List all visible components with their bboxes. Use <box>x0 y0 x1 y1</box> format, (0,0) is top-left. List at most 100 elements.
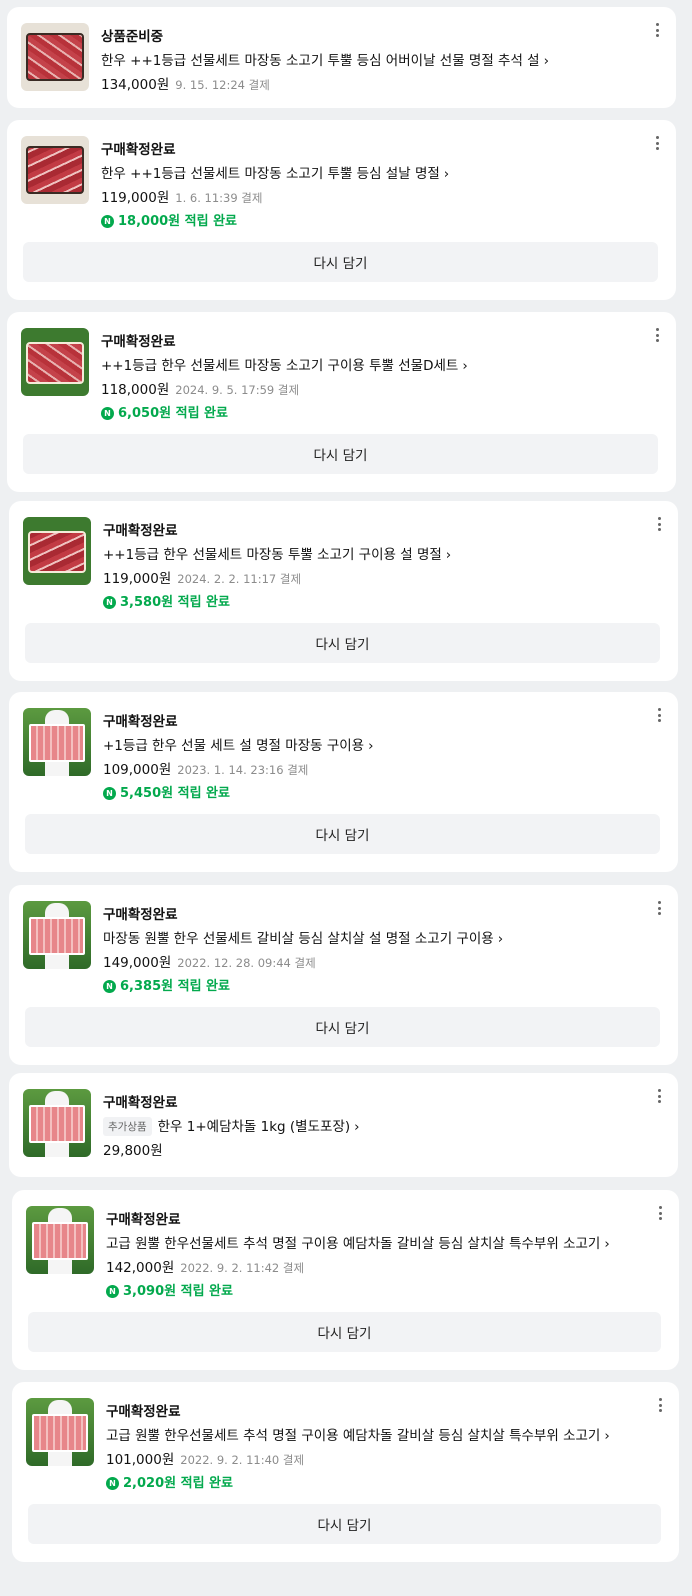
order-status: 상품준비중 <box>101 29 164 45</box>
payment-date: 2023. 1. 14. 23:16 결제 <box>177 763 309 777</box>
add-to-cart-again-button[interactable]: 다시 담기 <box>25 623 660 663</box>
order-status: 구매확정완료 <box>103 907 178 923</box>
price: 142,000원 <box>106 1260 175 1276</box>
point-earned: N 3,090원 적립 완료 <box>106 1280 233 1299</box>
point-earned: N 2,020원 적립 완료 <box>106 1472 233 1491</box>
order-card: 구매확정완료 고급 원뿔 한우선물세트 추석 명절 구이용 예담차돌 갈비살 등… <box>12 1190 679 1370</box>
product-link[interactable]: 한우 ++1등급 선물세트 마장동 소고기 투뿔 등심 어버이날 선물 명절 추… <box>101 49 549 69</box>
product-name: +1등급 한우 선물 세트 설 명절 마장동 구이용 <box>103 738 365 754</box>
price: 119,000원 <box>103 571 172 587</box>
meat-gift-box-thumbnail[interactable] <box>21 136 89 204</box>
more-options-icon[interactable] <box>655 1396 665 1414</box>
point-text: 6,050원 적립 완료 <box>118 406 228 421</box>
add-to-cart-again-button[interactable]: 다시 담기 <box>23 434 658 474</box>
point-text: 3,580원 적립 완료 <box>120 595 230 610</box>
product-link[interactable]: +1등급 한우 선물 세트 설 명절 마장동 구이용 › <box>103 734 374 754</box>
npay-point-icon: N <box>103 596 116 609</box>
additional-product-tag: 추가상품 <box>103 1117 152 1136</box>
order-card: 구매확정완료 마장동 원뿔 한우 선물세트 갈비살 등심 살치살 설 명절 소고… <box>9 885 678 1065</box>
point-earned: N 5,450원 적립 완료 <box>103 782 230 801</box>
more-options-icon[interactable] <box>652 134 662 152</box>
product-name: 고급 원뿔 한우선물세트 추석 명절 구이용 예담차돌 갈비살 등심 살치살 특… <box>106 1236 601 1252</box>
meat-pack-held-outdoors-thumbnail[interactable] <box>26 1398 94 1466</box>
point-text: 2,020원 적립 완료 <box>123 1476 233 1491</box>
meat-pack-held-outdoors-thumbnail[interactable] <box>23 708 91 776</box>
price-line: 109,000원 2023. 1. 14. 23:16 결제 <box>103 758 308 778</box>
order-card: 구매확정완료 추가상품 한우 1+예담차돌 1kg (별도포장) › 29,800원 <box>9 1073 678 1177</box>
more-options-icon[interactable] <box>652 21 662 39</box>
order-status: 구매확정완료 <box>101 142 176 158</box>
point-earned: N 3,580원 적립 완료 <box>103 591 230 610</box>
meat-pack-held-outdoors-thumbnail[interactable] <box>26 1206 94 1274</box>
product-link[interactable]: 한우 ++1등급 선물세트 마장동 소고기 투뿔 등심 설날 명절 › <box>101 162 449 182</box>
price: 101,000원 <box>106 1452 175 1468</box>
point-earned: N 18,000원 적립 완료 <box>101 210 237 229</box>
chevron-right-icon: › <box>604 1236 610 1252</box>
payment-date: 2022. 12. 28. 09:44 결제 <box>177 956 316 970</box>
npay-point-icon: N <box>101 407 114 420</box>
order-card: 구매확정완료 한우 ++1등급 선물세트 마장동 소고기 투뿔 등심 설날 명절… <box>7 120 676 300</box>
price: 119,000원 <box>101 190 170 206</box>
product-link[interactable]: ++1등급 한우 선물세트 마장동 소고기 구이용 투뿔 선물D세트 › <box>101 354 468 374</box>
meat-pack-held-outdoors-thumbnail[interactable] <box>23 1089 91 1157</box>
point-text: 3,090원 적립 완료 <box>123 1284 233 1299</box>
price-line: 29,800원 <box>103 1139 163 1159</box>
npay-point-icon: N <box>103 787 116 800</box>
more-options-icon[interactable] <box>654 515 664 533</box>
meat-tray-on-grass-thumbnail[interactable] <box>23 517 91 585</box>
payment-date: 2022. 9. 2. 11:40 결제 <box>180 1453 305 1467</box>
order-card: 구매확정완료 +1등급 한우 선물 세트 설 명절 마장동 구이용 › 109,0… <box>9 692 678 872</box>
point-earned: N 6,385원 적립 완료 <box>103 975 230 994</box>
npay-point-icon: N <box>103 980 116 993</box>
npay-point-icon: N <box>106 1477 119 1490</box>
product-name: 한우 ++1등급 선물세트 마장동 소고기 투뿔 등심 설날 명절 <box>101 166 440 182</box>
order-status: 구매확정완료 <box>103 1095 178 1111</box>
product-link[interactable]: ++1등급 한우 선물세트 마장동 투뿔 소고기 구이용 설 명절 › <box>103 543 451 563</box>
point-earned: N 6,050원 적립 완료 <box>101 402 228 421</box>
more-options-icon[interactable] <box>655 1204 665 1222</box>
order-status: 구매확정완료 <box>101 334 176 350</box>
order-card: 구매확정완료 고급 원뿔 한우선물세트 추석 명절 구이용 예담차돌 갈비살 등… <box>12 1382 679 1562</box>
price-line: 119,000원 1. 6. 11:39 결제 <box>101 186 262 206</box>
npay-point-icon: N <box>101 215 114 228</box>
chevron-right-icon: › <box>445 547 452 563</box>
add-to-cart-again-button[interactable]: 다시 담기 <box>28 1504 661 1544</box>
order-status: 구매확정완료 <box>103 523 178 539</box>
meat-pack-held-outdoors-thumbnail[interactable] <box>23 901 91 969</box>
add-to-cart-again-button[interactable]: 다시 담기 <box>23 242 658 282</box>
point-text: 6,385원 적립 완료 <box>120 979 230 994</box>
product-link[interactable]: 마장동 원뿔 한우 선물세트 갈비살 등심 살치살 설 명절 소고기 구이용 › <box>103 927 503 947</box>
add-to-cart-again-button[interactable]: 다시 담기 <box>25 814 660 854</box>
order-card: 구매확정완료 ++1등급 한우 선물세트 마장동 투뿔 소고기 구이용 설 명절… <box>9 501 678 681</box>
price: 109,000원 <box>103 762 172 778</box>
product-name: 한우 1+예담차돌 1kg (별도포장) <box>157 1119 351 1135</box>
chevron-right-icon: › <box>443 166 450 182</box>
product-link[interactable]: 추가상품 한우 1+예담차돌 1kg (별도포장) › <box>103 1115 360 1136</box>
add-to-cart-again-button[interactable]: 다시 담기 <box>28 1312 661 1352</box>
more-options-icon[interactable] <box>654 899 664 917</box>
payment-date: 2022. 9. 2. 11:42 결제 <box>180 1261 305 1275</box>
product-link[interactable]: 고급 원뿔 한우선물세트 추석 명절 구이용 예담차돌 갈비살 등심 살치살 특… <box>106 1424 610 1444</box>
meat-gift-box-thumbnail[interactable] <box>21 23 89 91</box>
order-status: 구매확정완료 <box>106 1212 181 1228</box>
product-link[interactable]: 고급 원뿔 한우선물세트 추석 명절 구이용 예담차돌 갈비살 등심 살치살 특… <box>106 1232 610 1252</box>
point-text: 18,000원 적립 완료 <box>118 214 238 229</box>
product-name: 고급 원뿔 한우선물세트 추석 명절 구이용 예담차돌 갈비살 등심 살치살 특… <box>106 1428 601 1444</box>
price-line: 118,000원 2024. 9. 5. 17:59 결제 <box>101 378 299 398</box>
more-options-icon[interactable] <box>654 706 664 724</box>
more-options-icon[interactable] <box>652 326 662 344</box>
product-name: ++1등급 한우 선물세트 마장동 투뿔 소고기 구이용 설 명절 <box>103 547 442 563</box>
payment-date: 2024. 2. 2. 11:17 결제 <box>177 572 302 586</box>
payment-date: 2024. 9. 5. 17:59 결제 <box>175 383 300 397</box>
chevron-right-icon: › <box>462 358 468 374</box>
payment-date: 9. 15. 12:24 결제 <box>175 78 270 92</box>
more-options-icon[interactable] <box>654 1087 664 1105</box>
add-to-cart-again-button[interactable]: 다시 담기 <box>25 1007 660 1047</box>
point-text: 5,450원 적립 완료 <box>120 786 230 801</box>
chevron-right-icon: › <box>354 1119 360 1135</box>
chevron-right-icon: › <box>604 1428 610 1444</box>
order-status: 구매확정완료 <box>106 1404 181 1420</box>
payment-date: 1. 6. 11:39 결제 <box>175 191 263 205</box>
meat-tray-on-grass-thumbnail[interactable] <box>21 328 89 396</box>
price-line: 142,000원 2022. 9. 2. 11:42 결제 <box>106 1256 304 1276</box>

+===+

#### Written task:
Substitute "reorder-button" for "add-to-cart-again-button" in every item from the line containing "order-status: 상품준비중 <box>101 29 164 45</box>" down to the line containing "point-text: 3,580원 적립", and write out those lines again with nothing else changed.

#### Worked answer:
order-status: 상품준비중 <box>101 29 164 45</box>
payment-date: 2023. 1. 14. 23:16 결제 <box>177 763 309 777</box>
reorder-button[interactable]: 다시 담기 <box>25 623 660 663</box>
order-status: 구매확정완료 <box>103 907 178 923</box>
price: 142,000원 <box>106 1260 175 1276</box>
point-earned: N 3,090원 적립 완료 <box>106 1280 233 1299</box>
point-earned: N 2,020원 적립 완료 <box>106 1472 233 1491</box>
order-card: 구매확정완료 고급 원뿔 한우선물세트 추석 명절 구이용 예담차돌 갈비살 등… <box>12 1190 679 1370</box>
product-link[interactable]: 한우 ++1등급 선물세트 마장동 소고기 투뿔 등심 어버이날 선물 명절 추… <box>101 49 549 69</box>
product-name: +1등급 한우 선물 세트 설 명절 마장동 구이용 <box>103 738 365 754</box>
price: 119,000원 <box>103 571 172 587</box>
meat-gift-box-thumbnail[interactable] <box>21 136 89 204</box>
more-options-icon[interactable] <box>655 1396 665 1414</box>
point-text: 6,050원 적립 완료 <box>118 406 228 421</box>
reorder-button[interactable]: 다시 담기 <box>23 434 658 474</box>
point-text: 3,580원 적립 완료 <box>120 595 230 610</box>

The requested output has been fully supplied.